GIVEN EXERCISE = Give every entry again, word for word and in full.

--- begin MATERIAL FOR THE TASK ---

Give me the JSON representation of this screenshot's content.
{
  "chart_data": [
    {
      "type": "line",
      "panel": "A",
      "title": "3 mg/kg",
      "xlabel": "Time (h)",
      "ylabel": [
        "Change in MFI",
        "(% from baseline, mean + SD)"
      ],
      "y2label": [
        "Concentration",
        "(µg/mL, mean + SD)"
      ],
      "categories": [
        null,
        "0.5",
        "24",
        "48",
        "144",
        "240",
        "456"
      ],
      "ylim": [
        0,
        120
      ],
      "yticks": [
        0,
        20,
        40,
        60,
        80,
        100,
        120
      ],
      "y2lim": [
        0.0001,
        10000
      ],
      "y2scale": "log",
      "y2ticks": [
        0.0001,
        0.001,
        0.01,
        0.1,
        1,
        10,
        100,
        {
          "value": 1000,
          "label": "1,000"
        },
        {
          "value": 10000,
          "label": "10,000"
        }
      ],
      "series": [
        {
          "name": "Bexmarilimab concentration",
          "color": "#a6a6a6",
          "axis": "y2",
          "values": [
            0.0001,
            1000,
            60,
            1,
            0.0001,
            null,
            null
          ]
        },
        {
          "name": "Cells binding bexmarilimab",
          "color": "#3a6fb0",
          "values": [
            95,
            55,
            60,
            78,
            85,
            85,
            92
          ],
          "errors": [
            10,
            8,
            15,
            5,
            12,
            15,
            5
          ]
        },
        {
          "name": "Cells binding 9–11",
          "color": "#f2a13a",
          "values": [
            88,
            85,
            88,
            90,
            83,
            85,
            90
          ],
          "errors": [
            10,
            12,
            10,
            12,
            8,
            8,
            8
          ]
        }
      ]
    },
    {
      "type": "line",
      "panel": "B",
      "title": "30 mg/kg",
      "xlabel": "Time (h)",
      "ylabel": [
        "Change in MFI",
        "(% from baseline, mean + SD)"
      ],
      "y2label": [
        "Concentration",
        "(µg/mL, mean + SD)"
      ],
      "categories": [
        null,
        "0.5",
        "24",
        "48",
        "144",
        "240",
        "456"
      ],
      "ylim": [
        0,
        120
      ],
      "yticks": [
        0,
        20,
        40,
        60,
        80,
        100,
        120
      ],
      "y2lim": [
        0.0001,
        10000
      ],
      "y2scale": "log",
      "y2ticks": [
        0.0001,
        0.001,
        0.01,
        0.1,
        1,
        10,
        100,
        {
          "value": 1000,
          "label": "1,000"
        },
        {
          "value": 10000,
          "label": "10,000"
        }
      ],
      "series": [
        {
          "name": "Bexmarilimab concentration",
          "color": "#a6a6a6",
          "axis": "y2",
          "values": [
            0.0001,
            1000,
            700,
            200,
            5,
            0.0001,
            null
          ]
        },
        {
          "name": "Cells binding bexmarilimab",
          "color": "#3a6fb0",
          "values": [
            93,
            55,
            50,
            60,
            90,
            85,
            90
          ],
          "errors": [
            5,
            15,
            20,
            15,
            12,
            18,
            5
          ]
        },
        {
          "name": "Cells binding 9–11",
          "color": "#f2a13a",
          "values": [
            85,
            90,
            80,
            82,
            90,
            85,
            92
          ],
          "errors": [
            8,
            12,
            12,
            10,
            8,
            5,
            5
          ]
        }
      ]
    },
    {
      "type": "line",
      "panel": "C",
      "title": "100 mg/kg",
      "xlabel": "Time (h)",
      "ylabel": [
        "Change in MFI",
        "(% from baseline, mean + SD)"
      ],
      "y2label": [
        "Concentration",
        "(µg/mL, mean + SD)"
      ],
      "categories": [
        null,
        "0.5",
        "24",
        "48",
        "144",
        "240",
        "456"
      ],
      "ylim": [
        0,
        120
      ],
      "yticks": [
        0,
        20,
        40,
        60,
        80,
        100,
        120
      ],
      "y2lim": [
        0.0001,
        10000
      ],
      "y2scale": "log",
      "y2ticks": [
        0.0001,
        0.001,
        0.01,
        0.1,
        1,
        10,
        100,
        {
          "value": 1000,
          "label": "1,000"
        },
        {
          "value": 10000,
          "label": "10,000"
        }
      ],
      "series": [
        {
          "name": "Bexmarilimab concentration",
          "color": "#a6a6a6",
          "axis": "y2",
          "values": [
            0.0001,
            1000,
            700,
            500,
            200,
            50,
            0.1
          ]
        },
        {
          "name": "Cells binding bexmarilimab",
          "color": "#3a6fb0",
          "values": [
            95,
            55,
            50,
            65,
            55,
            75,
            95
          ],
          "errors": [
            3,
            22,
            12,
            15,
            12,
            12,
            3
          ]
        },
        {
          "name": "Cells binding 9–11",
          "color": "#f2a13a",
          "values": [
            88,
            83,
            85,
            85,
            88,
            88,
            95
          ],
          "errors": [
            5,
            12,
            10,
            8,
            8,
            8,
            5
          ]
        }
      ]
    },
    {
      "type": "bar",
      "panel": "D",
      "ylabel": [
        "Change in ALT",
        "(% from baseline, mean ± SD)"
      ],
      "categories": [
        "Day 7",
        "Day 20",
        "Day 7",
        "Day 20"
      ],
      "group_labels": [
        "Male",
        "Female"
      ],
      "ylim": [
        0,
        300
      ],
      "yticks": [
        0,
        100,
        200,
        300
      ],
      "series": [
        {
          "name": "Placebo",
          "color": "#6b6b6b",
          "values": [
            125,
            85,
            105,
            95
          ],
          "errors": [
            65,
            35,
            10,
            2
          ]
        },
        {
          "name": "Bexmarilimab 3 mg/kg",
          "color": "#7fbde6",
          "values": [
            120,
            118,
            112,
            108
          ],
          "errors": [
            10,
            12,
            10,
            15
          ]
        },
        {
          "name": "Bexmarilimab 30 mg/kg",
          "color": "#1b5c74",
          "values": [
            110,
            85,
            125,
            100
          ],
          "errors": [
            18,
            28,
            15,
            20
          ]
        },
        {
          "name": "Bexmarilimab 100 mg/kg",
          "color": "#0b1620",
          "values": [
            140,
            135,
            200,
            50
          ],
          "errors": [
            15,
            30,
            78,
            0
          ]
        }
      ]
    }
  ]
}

--- end MATERIAL FOR THE TASK ---

THE REPLY =
Give me the JSON representation of this screenshot's content.
{
  "chart_data": [
    {
      "type": "line",
      "panel": "A",
      "title": "3 mg/kg",
      "xlabel": "Time (h)",
      "ylabel": [
        "Change in MFI",
        "(% from baseline, mean + SD)"
      ],
      "y2label": [
        "Concentration",
        "(µg/mL, mean + SD)"
      ],
      "categories": [
        null,
        "0.5",
        "24",
        "48",
        "144",
        "240",
        "456"
      ],
      "ylim": [
        0,
        120
      ],
      "yticks": [
        0,
        20,
        40,
        60,
        80,
        100,
        120
      ],
      "y2lim": [
        0.0001,
        10000
      ],
      "y2scale": "log",
      "y2ticks": [
        0.0001,
        0.001,
        0.01,
        0.1,
        1,
        10,
        100,
        {
          "value": 1000,
          "label": "1,000"
        },
        {
          "value": 10000,
          "label": "10,000"
        }
      ],
      "series": [
        {
          "name": "Bexmarilimab concentration",
          "color": "#a6a6a6",
          "axis": "y2",
          "values": [
            0.0001,
            1000,
            60,
            1,
            0.0001,
            null,
            null
          ]
        },
        {
          "name": "Cells binding bexmarilimab",
          "color": "#3a6fb0",
          "values": [
            95,
            55,
            60,
            78,
            85,
            85,
            92
          ],
          "errors": [
            10,
            8,
            15,
            5,
            12,
            15,
            5
          ]
        },
        {
          "name": "Cells binding 9–11",
          "color": "#f2a13a",
          "values": [
            88,
            85,
            88,
            90,
            83,
            85,
            90
          ],
          "errors": [
            10,
            12,
            10,
            12,
            8,
            8,
            8
          ]
        }
      ]
    },
    {
      "type": "line",
      "panel": "B",
      "title": "30 mg/kg",
      "xlabel": "Time (h)",
      "ylabel": [
        "Change in MFI",
        "(% from baseline, mean + SD)"
      ],
      "y2label": [
        "Concentration",
        "(µg/mL, mean + SD)"
      ],
      "categories": [
        null,
        "0.5",
        "24",
        "48",
        "144",
        "240",
        "456"
      ],
      "ylim": [
        0,
        120
      ],
      "yticks": [
        0,
        20,
        40,
        60,
        80,
        100,
        120
      ],
      "y2lim": [
        0.0001,
        10000
      ],
      "y2scale": "log",
      "y2ticks": [
        0.0001,
        0.001,
        0.01,
        0.1,
        1,
        10,
        100,
        {
          "value": 1000,
          "label": "1,000"
        },
        {
          "value": 10000,
          "label": "10,000"
        }
      ],
      "series": [
        {
          "name": "Bexmarilimab concentration",
          "color": "#a6a6a6",
          "axis": "y2",
          "values": [
            0.0001,
            1000,
            700,
            200,
            5,
            0.0001,
            null
          ]
        },
        {
          "name": "Cells binding bexmarilimab",
          "color": "#3a6fb0",
          "values": [
            93,
            55,
            50,
            60,
            90,
            85,
            90
          ],
          "errors": [
            5,
            15,
            20,
            15,
            12,
            18,
            5
          ]
        },
        {
          "name": "Cells binding 9–11",
          "color": "#f2a13a",
          "values": [
            85,
            90,
            80,
            82,
            90,
            85,
            92
          ],
          "errors": [
            8,
            12,
            12,
            10,
            8,
            5,
            5
          ]
        }
      ]
    },
    {
      "type": "line",
      "panel": "C",
      "title": "100 mg/kg",
      "xlabel": "Time (h)",
      "ylabel": [
        "Change in MFI",
        "(% from baseline, mean + SD)"
      ],
      "y2label": [
        "Concentration",
        "(µg/mL, mean + SD)"
      ],
      "categories": [
        null,
        "0.5",
        "24",
        "48",
        "144",
        "240",
        "456"
      ],
      "ylim": [
        0,
        120
      ],
      "yticks": [
        0,
        20,
        40,
        60,
        80,
        100,
        120
      ],
      "y2lim": [
        0.0001,
        10000
      ],
      "y2scale": "log",
      "y2ticks": [
        0.0001,
        0.001,
        0.01,
        0.1,
        1,
        10,
        100,
        {
          "value": 1000,
          "label": "1,000"
        },
        {
          "value": 10000,
          "label": "10,000"
        }
      ],
      "series": [
        {
          "name": "Bexmarilimab concentration",
          "color": "#a6a6a6",
          "axis": "y2",
          "values": [
            0.0001,
            1000,
            700,
            500,
            200,
            50,
            0.1
          ]
        },
        {
          "name": "Cells binding bexmarilimab",
          "color": "#3a6fb0",
          "values": [
            95,
            55,
            50,
            65,
            55,
            75,
            95
          ],
          "errors": [
            3,
            22,
            12,
            15,
            12,
            12,
            3
          ]
        },
        {
          "name": "Cells binding 9–11",
          "color": "#f2a13a",
          "values": [
            88,
            83,
            85,
            85,
            88,
            88,
            95
          ],
          "errors": [
            5,
            12,
            10,
            8,
            8,
            8,
            5
          ]
        }
      ]
    },
    {
      "type": "bar",
      "panel": "D",
      "ylabel": [
        "Change in ALT",
        "(% from baseline, mean ± SD)"
      ],
      "categories": [
        "Day 7",
        "Day 20",
        "Day 7",
        "Day 20"
      ],
      "group_labels": [
        "Male",
        "Female"
      ],
      "ylim": [
        0,
        300
      ],
      "yticks": [
        0,
        100,
        200,
        300
      ],
      "series": [
        {
          "name": "Placebo",
          "color": "#6b6b6b",
          "values": [
            125,
            85,
            105,
            95
          ],
          "errors": [
            65,
            35,
            10,
            2
          ]
        },
        {
          "name": "Bexmarilimab 3 mg/kg",
          "color": "#7fbde6",
          "values": [
            120,
            118,
            112,
            108
          ],
          "errors": [
            10,
            12,
            10,
            15
          ]
        },
        {
          "name": "Bexmarilimab 30 mg/kg",
          "color": "#1b5c74",
          "values": [
            110,
            85,
            125,
            100
          ],
          "errors": [
            18,
            28,
            15,
            20
          ]
        },
        {
          "name": "Bexmarilimab 100 mg/kg",
          "color": "#0b1620",
          "values": [
            140,
            135,
            200,
            50
          ],
          "errors": [
            15,
            30,
            78,
            0
          ]
        }
      ]
    }
  ]
}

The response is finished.